Stored entries:
┄┄┄┄┄┄

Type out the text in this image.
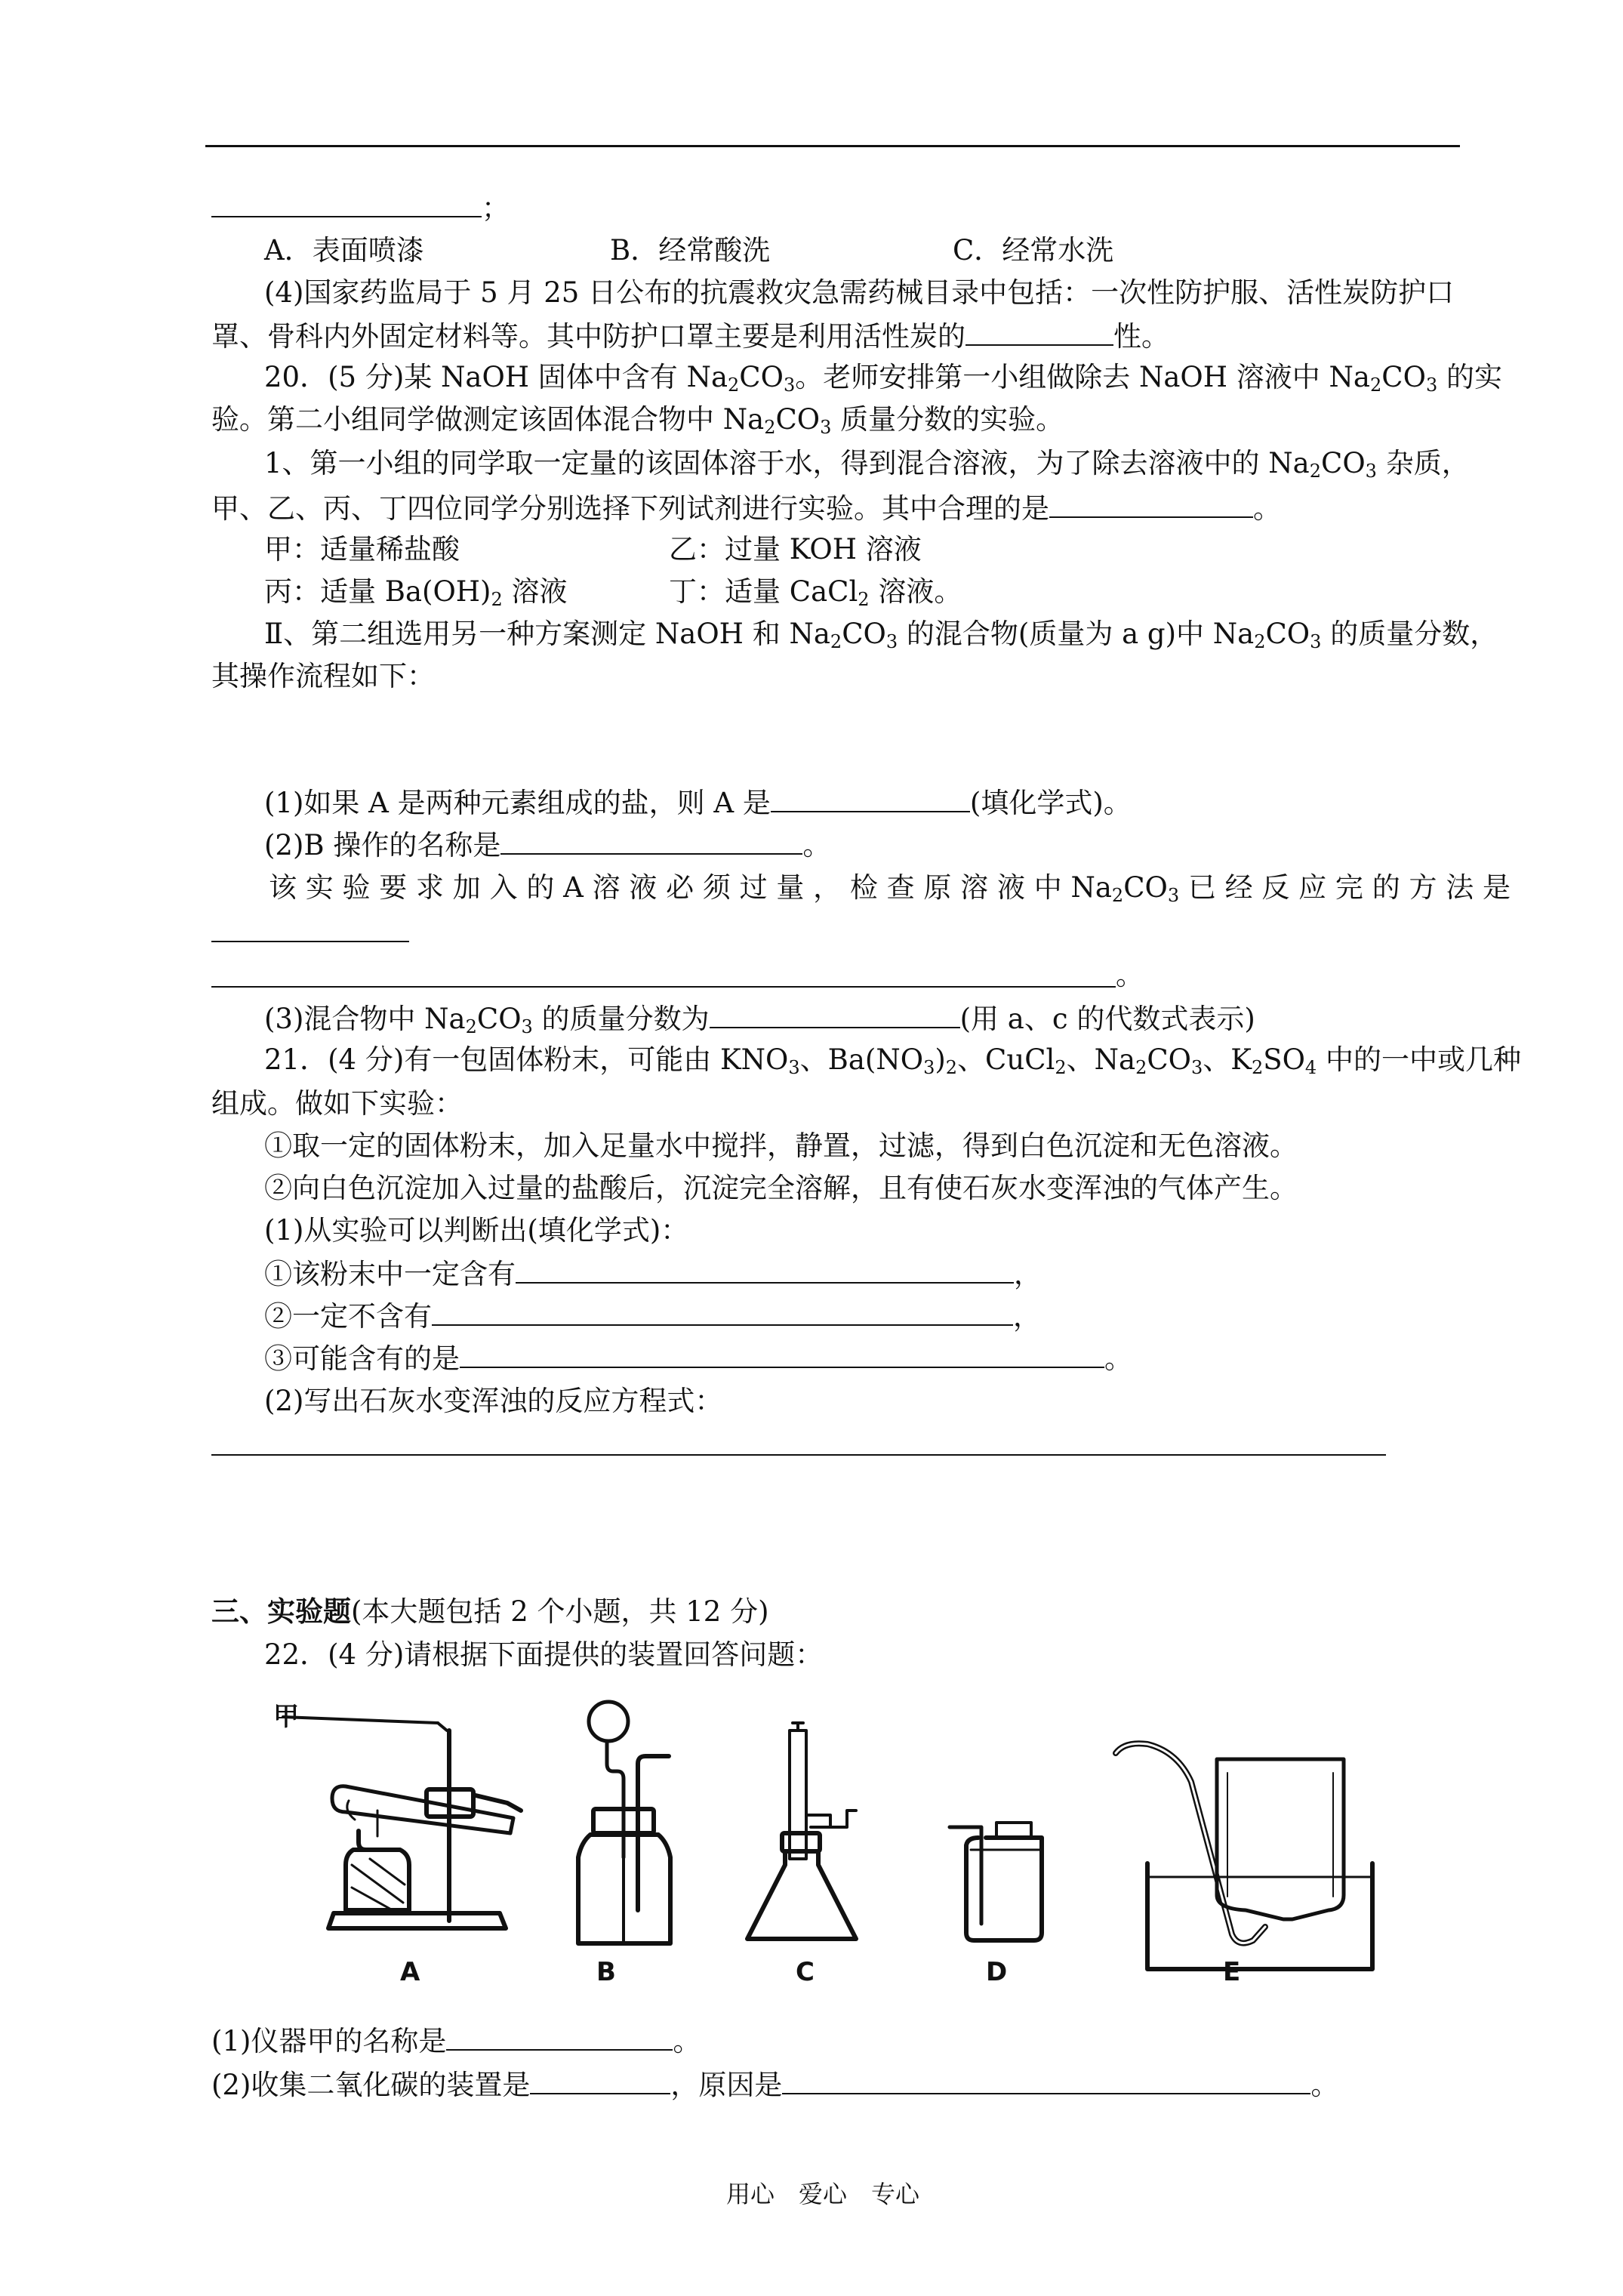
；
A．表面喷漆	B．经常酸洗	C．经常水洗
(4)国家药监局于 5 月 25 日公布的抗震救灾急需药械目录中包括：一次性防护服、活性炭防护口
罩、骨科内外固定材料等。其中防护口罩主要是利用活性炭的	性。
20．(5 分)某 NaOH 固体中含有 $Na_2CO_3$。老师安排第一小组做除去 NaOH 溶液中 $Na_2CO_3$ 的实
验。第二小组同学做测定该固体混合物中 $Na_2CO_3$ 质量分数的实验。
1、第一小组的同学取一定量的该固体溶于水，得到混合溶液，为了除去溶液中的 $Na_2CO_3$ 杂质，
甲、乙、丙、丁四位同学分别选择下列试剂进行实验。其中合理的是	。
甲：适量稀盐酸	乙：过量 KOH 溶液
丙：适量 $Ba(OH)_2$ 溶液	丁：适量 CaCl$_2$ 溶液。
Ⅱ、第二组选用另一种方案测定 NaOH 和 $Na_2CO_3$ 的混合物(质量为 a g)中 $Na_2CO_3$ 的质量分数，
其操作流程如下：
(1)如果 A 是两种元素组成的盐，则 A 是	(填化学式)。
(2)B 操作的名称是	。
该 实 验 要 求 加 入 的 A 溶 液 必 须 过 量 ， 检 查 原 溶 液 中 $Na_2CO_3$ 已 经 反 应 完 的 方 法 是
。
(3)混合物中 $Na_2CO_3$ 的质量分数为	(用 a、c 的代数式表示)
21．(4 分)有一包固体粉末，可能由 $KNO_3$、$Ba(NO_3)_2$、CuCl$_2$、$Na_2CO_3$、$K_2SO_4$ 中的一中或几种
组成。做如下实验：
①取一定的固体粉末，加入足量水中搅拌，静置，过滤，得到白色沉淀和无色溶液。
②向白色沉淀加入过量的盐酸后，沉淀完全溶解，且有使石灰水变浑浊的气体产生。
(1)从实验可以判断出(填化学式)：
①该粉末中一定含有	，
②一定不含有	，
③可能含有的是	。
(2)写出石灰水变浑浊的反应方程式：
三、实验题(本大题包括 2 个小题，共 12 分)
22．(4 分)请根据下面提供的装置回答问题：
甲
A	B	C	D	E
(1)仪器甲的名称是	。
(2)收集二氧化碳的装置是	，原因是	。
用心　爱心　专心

┄┄┄┄┄┄

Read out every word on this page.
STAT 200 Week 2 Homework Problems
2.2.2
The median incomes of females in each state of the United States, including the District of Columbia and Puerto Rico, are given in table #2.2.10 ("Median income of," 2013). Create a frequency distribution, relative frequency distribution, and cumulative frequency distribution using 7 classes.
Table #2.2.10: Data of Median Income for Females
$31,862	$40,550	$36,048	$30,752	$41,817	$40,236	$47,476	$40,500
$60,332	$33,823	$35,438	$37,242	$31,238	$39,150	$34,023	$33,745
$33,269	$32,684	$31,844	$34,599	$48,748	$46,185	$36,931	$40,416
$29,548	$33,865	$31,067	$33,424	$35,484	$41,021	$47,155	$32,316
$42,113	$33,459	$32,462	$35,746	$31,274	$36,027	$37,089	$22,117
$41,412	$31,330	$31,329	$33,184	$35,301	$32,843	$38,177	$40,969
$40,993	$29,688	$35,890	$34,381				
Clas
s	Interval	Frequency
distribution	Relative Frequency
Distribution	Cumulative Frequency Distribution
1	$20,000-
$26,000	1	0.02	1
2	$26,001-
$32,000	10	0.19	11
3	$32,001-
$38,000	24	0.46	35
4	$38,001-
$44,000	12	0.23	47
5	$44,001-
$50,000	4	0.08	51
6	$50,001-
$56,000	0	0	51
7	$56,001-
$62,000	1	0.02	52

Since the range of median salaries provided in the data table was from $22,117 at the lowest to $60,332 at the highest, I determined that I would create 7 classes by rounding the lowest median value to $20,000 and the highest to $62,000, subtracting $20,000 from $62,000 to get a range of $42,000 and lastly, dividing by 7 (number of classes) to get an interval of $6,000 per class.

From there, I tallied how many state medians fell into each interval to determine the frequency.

┄┄┄┄┄┄

What you need to do: Copy out each line of the data containing the string "state".

Correct output:
The median incomes of females in each state of the United States, including the District of Columbia and Puerto Rico, are given in table #2.2.10 ("Median income of," 2013). Create a frequency distribution, relative frequency distribution, and cumulative frequency distribution using 7 classes.
From there, I tallied how many state medians fell into each interval to determine the frequency.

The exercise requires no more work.